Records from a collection
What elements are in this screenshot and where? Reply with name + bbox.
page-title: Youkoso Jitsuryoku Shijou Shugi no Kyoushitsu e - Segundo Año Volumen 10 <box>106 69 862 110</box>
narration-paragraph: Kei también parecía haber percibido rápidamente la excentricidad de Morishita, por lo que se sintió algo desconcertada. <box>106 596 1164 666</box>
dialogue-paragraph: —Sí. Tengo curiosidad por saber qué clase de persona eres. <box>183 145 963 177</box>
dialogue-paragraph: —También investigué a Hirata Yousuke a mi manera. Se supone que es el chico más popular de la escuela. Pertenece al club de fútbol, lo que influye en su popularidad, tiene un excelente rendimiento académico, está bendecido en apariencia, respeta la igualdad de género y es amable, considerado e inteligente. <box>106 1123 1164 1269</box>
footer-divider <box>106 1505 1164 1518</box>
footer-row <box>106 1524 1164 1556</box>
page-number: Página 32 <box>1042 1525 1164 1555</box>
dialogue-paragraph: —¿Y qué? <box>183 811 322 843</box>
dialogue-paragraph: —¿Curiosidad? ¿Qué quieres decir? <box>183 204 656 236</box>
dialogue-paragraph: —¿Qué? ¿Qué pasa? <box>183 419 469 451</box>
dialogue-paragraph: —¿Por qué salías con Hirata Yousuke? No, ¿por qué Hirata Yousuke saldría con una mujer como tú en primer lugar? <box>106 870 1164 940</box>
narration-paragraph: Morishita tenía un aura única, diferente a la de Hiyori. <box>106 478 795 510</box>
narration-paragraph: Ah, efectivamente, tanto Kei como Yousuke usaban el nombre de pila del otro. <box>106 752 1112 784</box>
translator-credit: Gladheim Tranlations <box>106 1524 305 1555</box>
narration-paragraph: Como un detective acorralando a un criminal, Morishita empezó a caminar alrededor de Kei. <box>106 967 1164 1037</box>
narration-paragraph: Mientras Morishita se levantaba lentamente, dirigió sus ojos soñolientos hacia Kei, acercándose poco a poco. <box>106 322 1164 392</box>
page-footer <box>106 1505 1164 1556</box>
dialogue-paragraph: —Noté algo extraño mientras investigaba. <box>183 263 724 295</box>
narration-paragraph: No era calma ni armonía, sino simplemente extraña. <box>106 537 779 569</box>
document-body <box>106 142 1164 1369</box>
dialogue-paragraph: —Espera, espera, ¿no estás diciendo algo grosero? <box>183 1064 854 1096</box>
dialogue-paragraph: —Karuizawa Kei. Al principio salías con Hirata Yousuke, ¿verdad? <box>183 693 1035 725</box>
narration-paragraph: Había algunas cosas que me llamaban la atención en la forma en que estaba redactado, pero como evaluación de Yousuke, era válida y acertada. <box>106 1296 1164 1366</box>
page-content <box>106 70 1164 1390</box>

- **TO DO**
Give back the listing from its first line through the line that contains "dialogue-paragraph: —Noté algo", replacing "narration-paragraph" with "narrative-text" and leaving everything else unchanged.

- **REPLY**
What elements are in this screenshot and where? Reply with name + bbox.
page-title: Youkoso Jitsuryoku Shijou Shugi no Kyoushitsu e - Segundo Año Volumen 10 <box>106 69 862 110</box>
narrative-text: Kei también parecía haber percibido rápidamente la excentricidad de Morishita, por lo que se sintió algo desconcertada. <box>106 596 1164 666</box>
dialogue-paragraph: —Sí. Tengo curiosidad por saber qué clase de persona eres. <box>183 145 963 177</box>
dialogue-paragraph: —También investigué a Hirata Yousuke a mi manera. Se supone que es el chico más popular de la escuela. Pertenece al club de fútbol, lo que influye en su popularidad, tiene un excelente rendimiento académico, está bendecido en apariencia, respeta la igualdad de género y es amable, considerado e inteligente. <box>106 1123 1164 1269</box>
footer-divider <box>106 1505 1164 1518</box>
footer-row <box>106 1524 1164 1556</box>
page-number: Página 32 <box>1042 1525 1164 1555</box>
dialogue-paragraph: —¿Y qué? <box>183 811 322 843</box>
dialogue-paragraph: —¿Curiosidad? ¿Qué quieres decir? <box>183 204 656 236</box>
dialogue-paragraph: —¿Qué? ¿Qué pasa? <box>183 419 469 451</box>
dialogue-paragraph: —¿Por qué salías con Hirata Yousuke? No, ¿por qué Hirata Yousuke saldría con una mujer como tú en primer lugar? <box>106 870 1164 940</box>
narrative-text: Morishita tenía un aura única, diferente a la de Hiyori. <box>106 478 795 510</box>
narrative-text: Ah, efectivamente, tanto Kei como Yousuke usaban el nombre de pila del otro. <box>106 752 1112 784</box>
translator-credit: Gladheim Tranlations <box>106 1524 305 1555</box>
narrative-text: Como un detective acorralando a un criminal, Morishita empezó a caminar alrededor de Kei. <box>106 967 1164 1037</box>
narrative-text: Mientras Morishita se levantaba lentamente, dirigió sus ojos soñolientos hacia Kei, acercándose poco a poco. <box>106 322 1164 392</box>
page-footer <box>106 1505 1164 1556</box>
dialogue-paragraph: —Noté algo extraño mientras investigaba. <box>183 263 724 295</box>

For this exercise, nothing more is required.